## Text excerpt

Elizabeth Bowen occupies a special place among twentieth-century writers. A superb novelist and a master of short story, she is known for her exquisite style and unconventional narrative technique. For the deep psychological insight she demonstrates in her works, Bowen has been called the “anatomist of consciousness” (Ellmann 2003, xi), the “historian and custodian of memory” (McCarthy, x). Her fiction has been considered in the light of modernist experimentalism and realist innovation, Gothic tradition and gender studies. Nevertheless, without doubt, her contribution to world literature has been considerably underestimated. In critical accounts, for a long time, Bowen’s fiction has been overshadowed by the achievements of James Joyce, Virginia Woolf and other canonical writers of the time.

Born in Dublin in 1899, heiress of a Big House in the south of Ireland, Elizabeth Bowen belonged to Anglo-Irish Protestant Ascendancy but spent a great part of her life in England. Her literary sensibilities were largely influenced by the ambiguities of her cultural identity as well as by her disintegrating childhood, fractured by her father’s mental illness and her mother’s early death, and by witnessing the two most horrible wars of the previous century. Thus, the world of Bowen’s protagonists is never secure, never defined; men and women in her novels and short-stories become hostages of their memories which keep returning and haunting them in most disturbing ways. The uncanny atmosphere becomes one of the elements that distinguishes Bowen’s fiction from the work of other great writers and makes her prose magnetic and gripping for readers.

In the last decade, Bowen’s fiction has been attracting more and more attention of the scholars, partially due to the reconsideration of the place of women writers in modern literature and the development of Irish studies. Among the bulk of research on Bowen’s fiction of the last ten years, there are books and articles written by Maud Ellmann (2003), Neil Corcoran (2004), Anna Kędra-Kardela (2003, 2005, 2010), Eibhear Walshe (2009), Vera Kreilkamp (2009), Bethany Chafin (2011), Luke Thurston (2012, 2013) and others. The theses published on Bowen and her prose include the works by Pauline Morgan (2003), Esther Rey Torrijos (2004), Katy Alexandra Menczer (2006), Jessica Gildersleeve (2009), D. V. Lavlinski (2011), etc. Still, many aspects of Bowen’s work have been neglected in these and earlier studies and some of her fiction works, in spite of their high literary value, have received very little or no interest. ← 11 | 12 →

The present book is part of the new wave of criticism which seeks to reread Bowen’s work in a new light. It takes into consideration previous findings and offers a new look at Bowen’s fiction, putting the house into the focus of investigation and revealing its key role in the creation of the atmosphere of uncanniness, which is so characteristic of Bowen’s fiction. In her novels and short stories, Bowen conveys an acute sense of “where” and “when”. She seems to be very conscious of location and of the power of the house within the landscape but the particularity of her style relies on locating the house simultaneously in the present and the past, blurring the borders between now and then and, most of all, on making the house a reflection of her characters’ disintegration of identity.

## Dataset
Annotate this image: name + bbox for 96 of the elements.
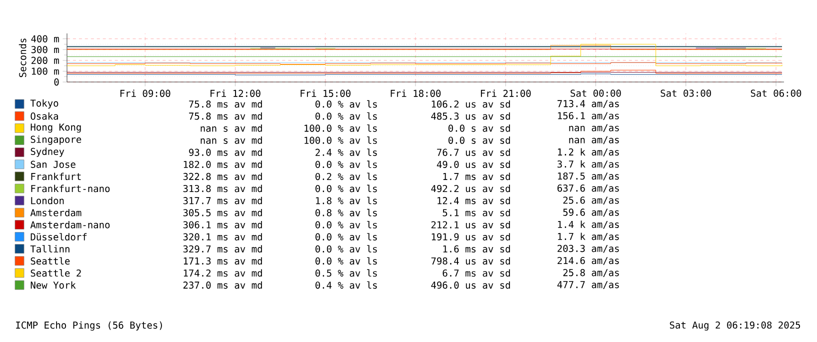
text: 182.0 ms av md — [184, 160, 262, 168]
legend-label: Tallinn — [30, 245, 70, 253]
x-tick-label: Fri 12:00 — [210, 90, 260, 97]
text: Sat Aug 2 06:19:08 2025 — [670, 321, 800, 331]
text: 322.8 ms av md — [183, 172, 262, 180]
text: nan am/as — [569, 124, 619, 132]
text: 477.7 am/as — [557, 281, 619, 289]
text: 0.2 % av ls — [316, 172, 377, 180]
text: 191.9 us av sd — [432, 233, 510, 240]
text: 25.8 am/as — [563, 269, 619, 277]
text: 214.6 am/as — [558, 256, 619, 265]
text: 0.5 % av ls — [316, 269, 377, 277]
x-tick-label: Fri 09:00 — [120, 90, 170, 97]
text: 76.7 us av sd — [437, 148, 510, 156]
text: 49.0 us av sd — [436, 160, 510, 168]
text: 203.3 am/as — [558, 244, 619, 253]
text: 0.0 % av ls — [316, 100, 377, 108]
text: 100.0 % av ls — [304, 124, 377, 132]
text: nan am/as — [569, 136, 619, 144]
text: 106.2 us av sd — [432, 100, 510, 108]
text: 0.8 % av ls — [316, 208, 377, 216]
y-tick-label: 0 — [54, 78, 59, 86]
legend-label: San Jose — [30, 160, 76, 168]
legend-label: Osaka — [30, 112, 58, 120]
legend-label: Singapore — [30, 136, 82, 145]
text: 25.6 am/as — [563, 196, 619, 205]
text: 0.0 % av ls — [316, 160, 377, 168]
legend-label: Tokyo — [30, 99, 58, 109]
text: 798.4 us av sd — [431, 257, 510, 265]
text: 1.4 k am/as — [558, 220, 619, 229]
text: 1.8 % av ls — [316, 196, 377, 204]
text: 0.0 s av sd — [448, 124, 510, 132]
text: 212.1 us av sd — [431, 221, 510, 228]
text: 0.4 % av ls — [316, 281, 377, 289]
text: 1.7 k am/as — [558, 232, 619, 241]
legend-label: Seattle 2 — [30, 269, 81, 277]
text: 496.0 us av sd — [431, 281, 510, 289]
text: 313.8 ms av md — [183, 184, 262, 192]
x-tick-label: Fri 21:00 — [480, 90, 531, 97]
text: 6.7 ms av sd — [442, 269, 510, 277]
text: 12.4 ms av sd — [438, 196, 510, 204]
text: 637.6 am/as — [558, 184, 619, 192]
text: 174.2 ms av md — [184, 269, 262, 277]
text: 0.0 s av sd — [448, 136, 510, 144]
text: ICMP Echo Pings (56 Bytes) — [16, 321, 162, 331]
text: 1.6 ms av sd — [443, 245, 510, 253]
text: 317.7 ms av md — [183, 196, 262, 204]
text: 306.1 ms av md — [183, 221, 262, 228]
text: 713.4 am/as — [558, 100, 619, 108]
y-tick-label: 300 m — [31, 46, 59, 54]
y-tick-label: 100 m — [32, 68, 59, 75]
text: 3.7 k am/as — [558, 160, 619, 168]
text: 2.4 % av ls — [316, 148, 377, 156]
text: 75.8 ms av md — [189, 112, 262, 120]
y-tick-label: 200 m — [31, 56, 59, 64]
text: 485.3 us av sd — [431, 112, 510, 120]
text: nan s av md — [200, 136, 262, 144]
x-tick-label: Sat 03:00 — [660, 90, 711, 97]
text: 59.6 am/as — [563, 208, 619, 217]
text: 0.0 % av ls — [316, 112, 377, 120]
text: 0.0 % av ls — [316, 257, 377, 265]
x-tick-label: Sat 06:00 — [750, 90, 802, 97]
text: 0.0 % av ls — [316, 221, 377, 228]
legend-label: Düsseldorf — [30, 233, 87, 240]
legend-label: London — [31, 196, 64, 204]
legend-label: Sydney — [30, 148, 64, 157]
text: 171.3 ms av md — [184, 257, 262, 265]
text: nan s av md — [200, 124, 262, 132]
y-axis-title: Seconds — [18, 38, 26, 78]
legend-label: Amsterdam-nano — [30, 221, 110, 228]
text: 492.2 us av sd — [431, 184, 510, 192]
text: 5.1 ms av sd — [442, 208, 510, 216]
y-tick-label: 400 m — [31, 35, 59, 42]
legend-label: Amsterdam — [30, 208, 82, 216]
text: 187.5 am/as — [558, 172, 619, 180]
text: 75.8 ms av md — [189, 100, 262, 108]
x-tick-label: Fri 18:00 — [390, 90, 441, 97]
text: 0.0 % av ls — [316, 245, 377, 253]
text: 1.2 k am/as — [558, 148, 619, 156]
legend-label: Seattle — [30, 257, 70, 265]
text: 100.0 % av ls — [304, 136, 377, 144]
text: 329.7 ms av md — [183, 245, 262, 253]
text: 305.5 ms av md — [183, 208, 262, 216]
legend-label: New York — [30, 281, 76, 289]
text: 237.0 ms av md — [183, 281, 262, 289]
x-tick-label: Fri 15:00 — [300, 90, 350, 97]
legend-label: Frankfurt-nano — [31, 184, 110, 192]
legend-label: Frankfurt — [31, 172, 81, 180]
text: 93.0 ms av md — [189, 148, 262, 156]
text: 1.7 ms av sd — [443, 172, 510, 180]
text: 0.0 % av ls — [316, 233, 377, 240]
text: 0.0 % av ls — [316, 184, 377, 192]
text: 156.1 am/as — [558, 112, 619, 120]
x-tick-label: Sat 00:00 — [570, 90, 621, 97]
text: 320.1 ms av md — [183, 233, 262, 240]
legend-label: Hong Kong — [30, 124, 81, 133]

## Work required
Please reproduce the passage from the Elizabeth Bowen text above, starting at "The present book" and ending at "disintegration of identity.".

## Written response
The present book is part of the new wave of criticism which seeks to reread Bowen’s work in a new light. It takes into consideration previous findings and offers a new look at Bowen’s fiction, putting the house into the focus of investigation and revealing its key role in the creation of the atmosphere of uncanniness, which is so characteristic of Bowen’s fiction. In her novels and short stories, Bowen conveys an acute sense of “where” and “when”. She seems to be very conscious of location and of the power of the house within the landscape but the particularity of her style relies on locating the house simultaneously in the present and the past, blurring the borders between now and then and, most of all, on making the house a reflection of her characters’ disintegration of identity.